*Work instructions*
Determine the number of lines containing the word "Adds", and state that figure alone.

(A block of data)
=====

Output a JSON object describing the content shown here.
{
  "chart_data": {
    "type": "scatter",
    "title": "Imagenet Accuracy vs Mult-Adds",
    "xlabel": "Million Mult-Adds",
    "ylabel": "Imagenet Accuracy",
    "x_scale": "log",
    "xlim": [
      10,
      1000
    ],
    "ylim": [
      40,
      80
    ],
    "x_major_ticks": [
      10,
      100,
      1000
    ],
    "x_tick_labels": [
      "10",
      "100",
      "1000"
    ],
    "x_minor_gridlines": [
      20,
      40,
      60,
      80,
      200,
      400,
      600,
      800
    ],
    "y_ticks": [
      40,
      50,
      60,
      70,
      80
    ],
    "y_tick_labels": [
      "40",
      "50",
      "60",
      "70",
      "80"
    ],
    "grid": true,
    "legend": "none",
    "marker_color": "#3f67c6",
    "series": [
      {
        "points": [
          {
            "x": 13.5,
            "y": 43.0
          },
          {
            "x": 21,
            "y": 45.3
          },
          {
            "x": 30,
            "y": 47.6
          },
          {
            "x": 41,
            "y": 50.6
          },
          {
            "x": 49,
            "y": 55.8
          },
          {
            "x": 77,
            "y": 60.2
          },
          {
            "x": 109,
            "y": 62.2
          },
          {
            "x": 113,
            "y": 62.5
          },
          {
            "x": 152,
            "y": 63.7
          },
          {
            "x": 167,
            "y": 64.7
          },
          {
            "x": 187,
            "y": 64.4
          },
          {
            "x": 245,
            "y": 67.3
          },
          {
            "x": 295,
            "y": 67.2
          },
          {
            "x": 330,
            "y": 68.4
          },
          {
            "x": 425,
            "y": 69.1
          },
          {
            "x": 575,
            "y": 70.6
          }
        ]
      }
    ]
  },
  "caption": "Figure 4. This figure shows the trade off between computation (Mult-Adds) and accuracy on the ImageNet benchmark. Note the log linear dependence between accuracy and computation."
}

=====

*Exercise solution*
3